- **Data entries**

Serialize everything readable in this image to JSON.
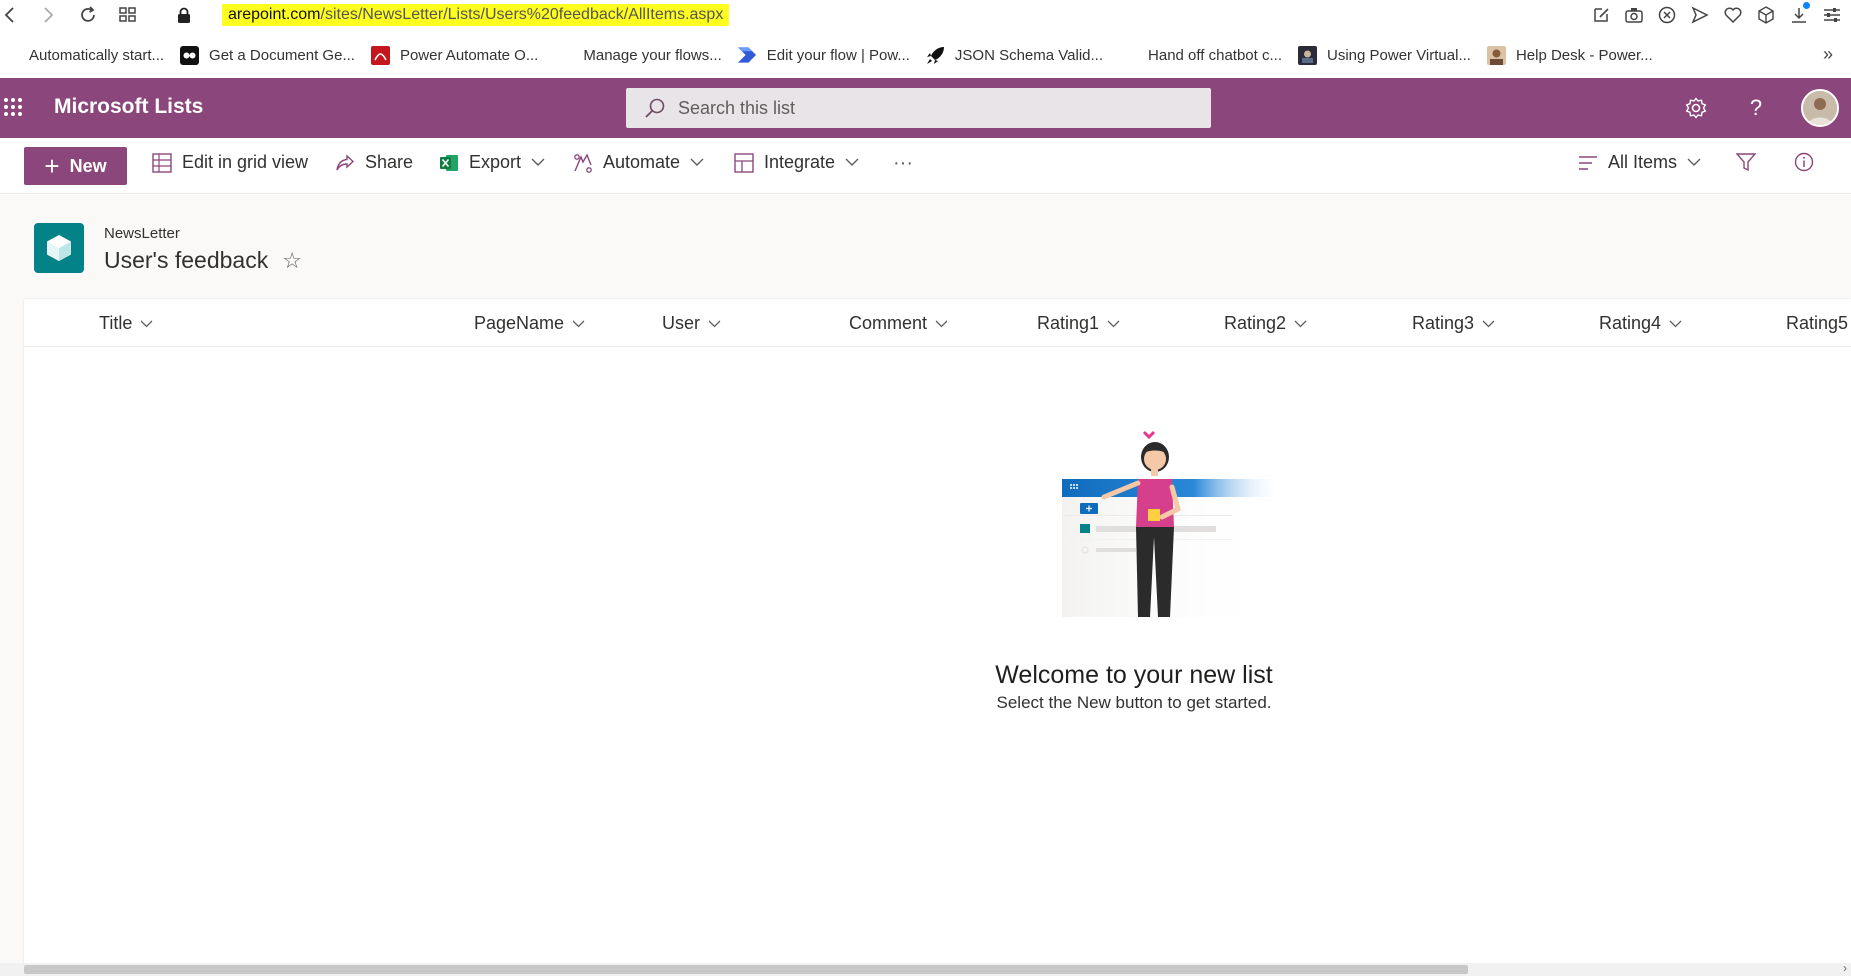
{
  "browser": {
    "url_domain": "arepoint.com",
    "url_path": "/sites/NewsLetter/Lists/Users%20feedback/AllItems.aspx",
    "bookmarks": [
      {
        "label": "Automatically start...",
        "icon": "microsoft-logo-icon"
      },
      {
        "label": "Get a Document Ge...",
        "icon": "dot-logo-icon"
      },
      {
        "label": "Power Automate O...",
        "icon": "pdf-icon"
      },
      {
        "label": "Manage your flows...",
        "icon": "microsoft-logo-icon"
      },
      {
        "label": "Edit your flow | Pow...",
        "icon": "power-automate-icon"
      },
      {
        "label": "JSON Schema Valid...",
        "icon": "rocket-icon"
      },
      {
        "label": "Hand off chatbot c...",
        "icon": "microsoft-logo-icon"
      },
      {
        "label": "Using Power Virtual...",
        "icon": "video-thumb-icon"
      },
      {
        "label": "Help Desk - Power...",
        "icon": "person-thumb-icon"
      }
    ],
    "more": "»"
  },
  "suite": {
    "app_name": "Microsoft Lists",
    "search_placeholder": "Search this list",
    "help": "?"
  },
  "commands": {
    "new": "New",
    "edit_grid": "Edit in grid view",
    "share": "Share",
    "export": "Export",
    "automate": "Automate",
    "integrate": "Integrate",
    "more": "···",
    "view": "All Items"
  },
  "list": {
    "site_name": "NewsLetter",
    "title": "User's feedback",
    "star": "☆",
    "columns": [
      "Title",
      "PageName",
      "User",
      "Comment",
      "Rating1",
      "Rating2",
      "Rating3",
      "Rating4",
      "Rating5"
    ]
  },
  "empty_state": {
    "heading": "Welcome to your new list",
    "subtext": "Select the New button to get started."
  },
  "colors": {
    "brand": "#8b467c",
    "site_logo": "#038387"
  }
}
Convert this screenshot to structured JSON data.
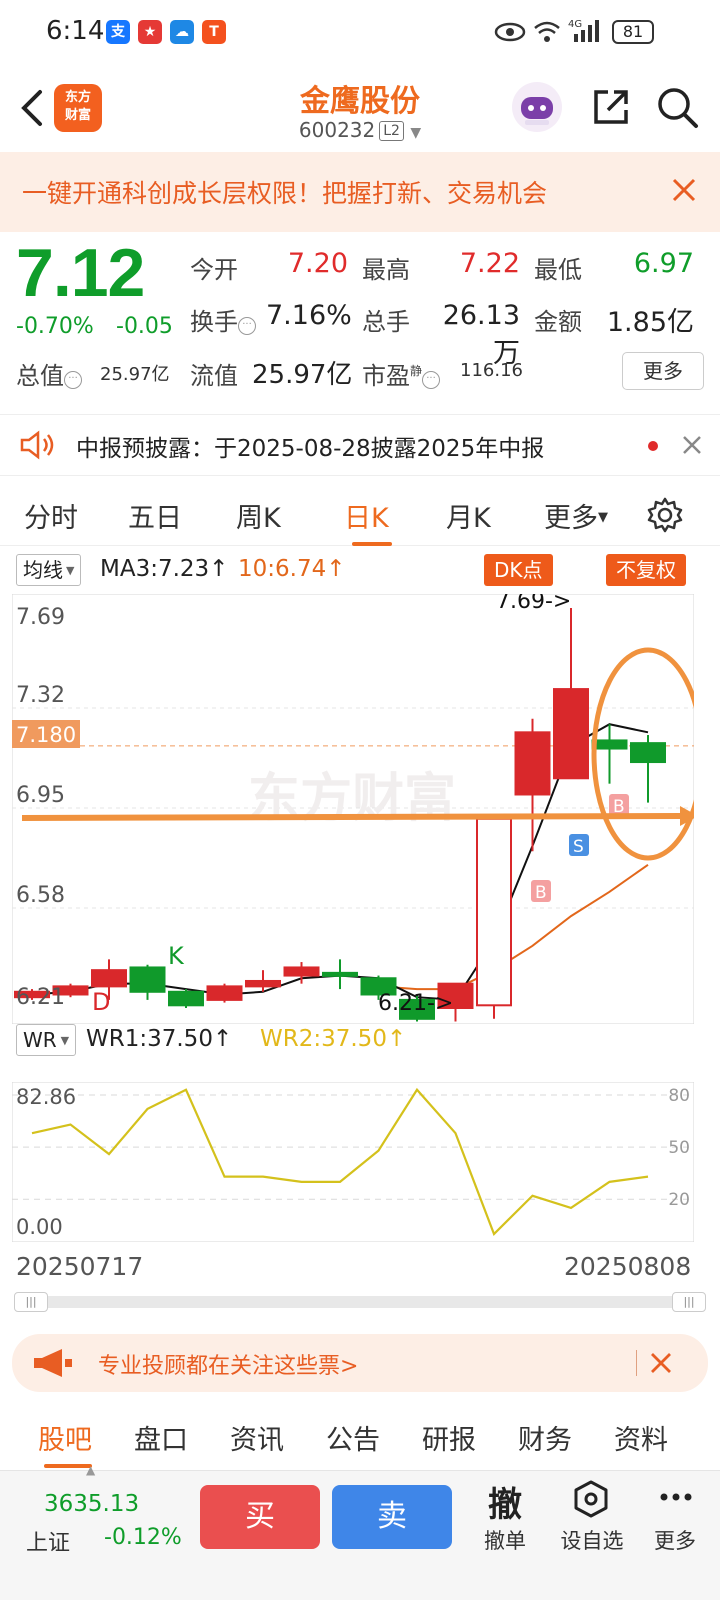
{
  "status": {
    "time": "6:14",
    "battery": "81",
    "network": "4G"
  },
  "header": {
    "stock_name": "金鹰股份",
    "stock_code": "600232",
    "level": "L2",
    "logo_line1": "东方",
    "logo_line2": "财富"
  },
  "promo": {
    "text": "一键开通科创成长层权限！把握打新、交易机会"
  },
  "quote": {
    "price": "7.12",
    "change_pct": "-0.70%",
    "change": "-0.05",
    "open_label": "今开",
    "open": "7.20",
    "high_label": "最高",
    "high": "7.22",
    "low_label": "最低",
    "low": "6.97",
    "turnover_label": "换手",
    "turnover": "7.16%",
    "volume_label": "总手",
    "volume": "26.13万",
    "amount_label": "金额",
    "amount": "1.85亿",
    "mcap_label": "总值",
    "mcap": "25.97亿",
    "float_label": "流值",
    "float_cap": "25.97亿",
    "pe_label": "市盈",
    "pe_sup": "静",
    "pe": "116.16",
    "more": "更多"
  },
  "notice": {
    "text": "中报预披露：于2025-08-28披露2025年中报"
  },
  "chart_tabs": [
    "分时",
    "五日",
    "周K",
    "日K",
    "月K",
    "更多"
  ],
  "active_chart_tab": "日K",
  "indicators": {
    "ma_select": "均线",
    "ma3": "MA3:7.23↑",
    "ma10": "10:6.74↑",
    "dk_btn": "DK点",
    "adjust_btn": "不复权",
    "wr_select": "WR",
    "wr1": "WR1:37.50↑",
    "wr2": "WR2:37.50↑"
  },
  "kline": {
    "y_ticks": [
      "7.69",
      "7.32",
      "6.95",
      "6.58",
      "6.21"
    ],
    "current_price_tag": "7.180",
    "high_annot": "7.69->",
    "low_annot": "6.21->",
    "watermark": "东方财富",
    "markers": {
      "D": "D",
      "K": "K",
      "B": "B",
      "S": "S"
    },
    "colors": {
      "up": "#d9282b",
      "down": "#109a2b",
      "ma3": "#111111",
      "ma10": "#e2671b",
      "highlight": "#f0923e"
    }
  },
  "wr": {
    "y_ticks_left": [
      "82.86",
      "0.00"
    ],
    "y_ticks_right": [
      "80",
      "50",
      "20"
    ],
    "date_start": "20250717",
    "date_end": "20250808"
  },
  "chart_data": [
    {
      "type": "candlestick",
      "ylim": [
        6.21,
        7.69
      ],
      "candles": [
        {
          "o": 6.25,
          "c": 6.27,
          "h": 6.28,
          "l": 6.24
        },
        {
          "o": 6.26,
          "c": 6.29,
          "h": 6.3,
          "l": 6.25
        },
        {
          "o": 6.29,
          "c": 6.35,
          "h": 6.39,
          "l": 6.24
        },
        {
          "o": 6.36,
          "c": 6.27,
          "h": 6.37,
          "l": 6.24
        },
        {
          "o": 6.27,
          "c": 6.22,
          "h": 6.28,
          "l": 6.21
        },
        {
          "o": 6.24,
          "c": 6.29,
          "h": 6.3,
          "l": 6.23
        },
        {
          "o": 6.29,
          "c": 6.31,
          "h": 6.35,
          "l": 6.27
        },
        {
          "o": 6.33,
          "c": 6.36,
          "h": 6.38,
          "l": 6.3
        },
        {
          "o": 6.34,
          "c": 6.33,
          "h": 6.39,
          "l": 6.28
        },
        {
          "o": 6.32,
          "c": 6.26,
          "h": 6.33,
          "l": 6.24
        },
        {
          "o": 6.24,
          "c": 6.17,
          "h": 6.26,
          "l": 6.16
        },
        {
          "o": 6.21,
          "c": 6.3,
          "h": 6.3,
          "l": 6.16
        },
        {
          "o": 6.22,
          "c": 6.91,
          "h": 6.91,
          "l": 6.17
        },
        {
          "o": 7.0,
          "c": 7.23,
          "h": 7.28,
          "l": 6.79
        },
        {
          "o": 7.06,
          "c": 7.39,
          "h": 7.69,
          "l": 7.06
        },
        {
          "o": 7.2,
          "c": 7.17,
          "h": 7.26,
          "l": 7.04
        },
        {
          "o": 7.19,
          "c": 7.12,
          "h": 7.22,
          "l": 6.97
        }
      ],
      "ma3": [
        6.26,
        6.27,
        6.3,
        6.3,
        6.28,
        6.26,
        6.27,
        6.32,
        6.33,
        6.32,
        6.25,
        6.24,
        6.46,
        6.81,
        7.18,
        7.26,
        7.23
      ],
      "ma10": [
        null,
        null,
        null,
        null,
        null,
        null,
        null,
        null,
        null,
        6.29,
        6.28,
        6.28,
        6.35,
        6.44,
        6.55,
        6.64,
        6.74
      ],
      "watch_line": 6.95
    },
    {
      "type": "line",
      "title": "WR",
      "ylim": [
        0,
        82.86
      ],
      "series": [
        {
          "name": "WR1",
          "values": [
            58,
            63,
            46,
            72,
            83,
            33,
            33,
            30,
            30,
            48,
            83,
            58,
            0,
            22,
            15,
            30,
            33
          ]
        }
      ]
    }
  ],
  "slider": {
    "handle": "|||"
  },
  "ad": {
    "text": "专业投顾都在关注这些票>"
  },
  "bottom_tabs": [
    "股吧",
    "盘口",
    "资讯",
    "公告",
    "研报",
    "财务",
    "资料"
  ],
  "toolbar": {
    "index_value": "3635.13",
    "index_name": "上证",
    "index_change": "-0.12%",
    "buy": "买",
    "sell": "卖",
    "cancel_icon": "撤",
    "cancel_label": "撤单",
    "watch_label": "设自选",
    "more_label": "更多"
  }
}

- **What is expected**
Find each line holding the string "JSON" and copy it out.

- **Result for this exercise**
Serialize everything readable in this image to JSON.
        "label": "JSON Schema Valid...",
Convert this screenshot to structured JSON data.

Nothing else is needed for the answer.